Required work: Every line below that mentions the word "this" should be copied out.
— START OF Material to process —
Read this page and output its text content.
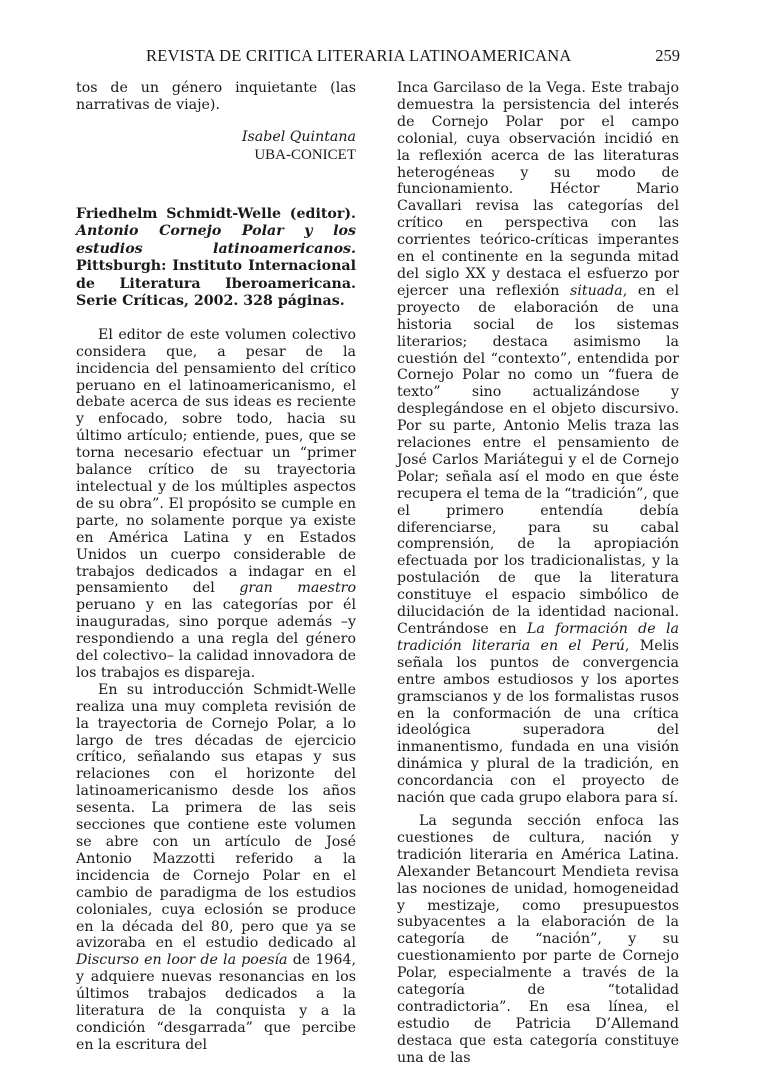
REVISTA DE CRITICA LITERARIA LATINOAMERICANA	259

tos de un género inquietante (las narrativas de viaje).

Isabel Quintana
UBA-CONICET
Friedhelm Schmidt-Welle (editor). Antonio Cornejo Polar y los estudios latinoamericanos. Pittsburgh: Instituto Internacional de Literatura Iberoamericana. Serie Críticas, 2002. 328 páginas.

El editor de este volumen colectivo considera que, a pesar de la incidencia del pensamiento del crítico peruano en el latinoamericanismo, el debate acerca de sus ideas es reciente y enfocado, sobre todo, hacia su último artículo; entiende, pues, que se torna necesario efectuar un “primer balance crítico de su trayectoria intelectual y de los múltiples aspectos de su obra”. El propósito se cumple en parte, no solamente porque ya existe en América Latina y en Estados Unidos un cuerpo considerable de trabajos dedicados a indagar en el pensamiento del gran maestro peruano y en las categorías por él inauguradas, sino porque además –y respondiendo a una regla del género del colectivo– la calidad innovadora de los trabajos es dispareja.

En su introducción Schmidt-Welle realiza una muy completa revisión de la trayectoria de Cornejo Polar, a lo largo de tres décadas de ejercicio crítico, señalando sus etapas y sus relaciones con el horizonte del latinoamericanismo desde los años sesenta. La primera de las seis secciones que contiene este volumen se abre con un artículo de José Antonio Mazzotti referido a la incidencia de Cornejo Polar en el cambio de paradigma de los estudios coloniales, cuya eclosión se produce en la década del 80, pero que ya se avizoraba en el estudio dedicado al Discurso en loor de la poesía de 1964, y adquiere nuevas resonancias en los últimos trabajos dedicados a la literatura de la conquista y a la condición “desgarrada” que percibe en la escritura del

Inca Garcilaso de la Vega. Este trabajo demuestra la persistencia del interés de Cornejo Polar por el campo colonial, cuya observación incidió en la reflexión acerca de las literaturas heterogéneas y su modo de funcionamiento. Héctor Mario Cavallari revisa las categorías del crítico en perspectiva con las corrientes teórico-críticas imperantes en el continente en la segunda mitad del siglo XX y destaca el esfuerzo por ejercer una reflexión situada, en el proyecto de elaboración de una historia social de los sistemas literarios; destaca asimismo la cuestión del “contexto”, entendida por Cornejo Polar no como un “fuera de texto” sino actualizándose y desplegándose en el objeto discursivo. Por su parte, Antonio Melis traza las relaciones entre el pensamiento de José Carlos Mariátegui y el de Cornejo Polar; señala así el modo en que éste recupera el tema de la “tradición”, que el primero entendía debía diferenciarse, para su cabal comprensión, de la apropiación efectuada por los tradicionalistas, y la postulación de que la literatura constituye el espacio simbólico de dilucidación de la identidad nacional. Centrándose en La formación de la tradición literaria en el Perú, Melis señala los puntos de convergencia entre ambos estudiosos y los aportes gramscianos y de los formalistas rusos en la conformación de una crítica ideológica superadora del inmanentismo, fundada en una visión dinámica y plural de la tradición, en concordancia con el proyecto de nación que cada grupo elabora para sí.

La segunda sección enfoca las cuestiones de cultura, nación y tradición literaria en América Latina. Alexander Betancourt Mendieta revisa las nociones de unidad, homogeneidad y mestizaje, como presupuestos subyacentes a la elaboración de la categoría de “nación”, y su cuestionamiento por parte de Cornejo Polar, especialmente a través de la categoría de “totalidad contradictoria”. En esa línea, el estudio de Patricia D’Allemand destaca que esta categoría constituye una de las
— END OF Material to process —
— START OF Material to process —
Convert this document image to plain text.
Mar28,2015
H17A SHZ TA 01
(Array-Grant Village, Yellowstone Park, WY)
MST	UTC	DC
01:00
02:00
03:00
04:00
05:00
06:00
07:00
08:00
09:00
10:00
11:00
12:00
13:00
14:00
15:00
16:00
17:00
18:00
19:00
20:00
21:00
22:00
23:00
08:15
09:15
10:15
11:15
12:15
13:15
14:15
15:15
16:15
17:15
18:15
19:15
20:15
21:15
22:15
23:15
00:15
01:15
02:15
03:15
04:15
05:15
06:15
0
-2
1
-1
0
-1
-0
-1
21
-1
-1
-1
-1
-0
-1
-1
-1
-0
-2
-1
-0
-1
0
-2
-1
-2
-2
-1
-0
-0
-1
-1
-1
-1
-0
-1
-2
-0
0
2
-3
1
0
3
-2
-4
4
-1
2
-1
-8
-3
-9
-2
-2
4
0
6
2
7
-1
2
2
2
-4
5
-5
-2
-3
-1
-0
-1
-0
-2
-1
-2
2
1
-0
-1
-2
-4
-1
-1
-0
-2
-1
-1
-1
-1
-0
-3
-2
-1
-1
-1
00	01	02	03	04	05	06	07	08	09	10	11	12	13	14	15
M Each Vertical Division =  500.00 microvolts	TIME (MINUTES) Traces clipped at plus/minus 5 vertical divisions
— END OF Material to process —
Task solution:
Read this page and output its text content.
Convert this document image to plain text.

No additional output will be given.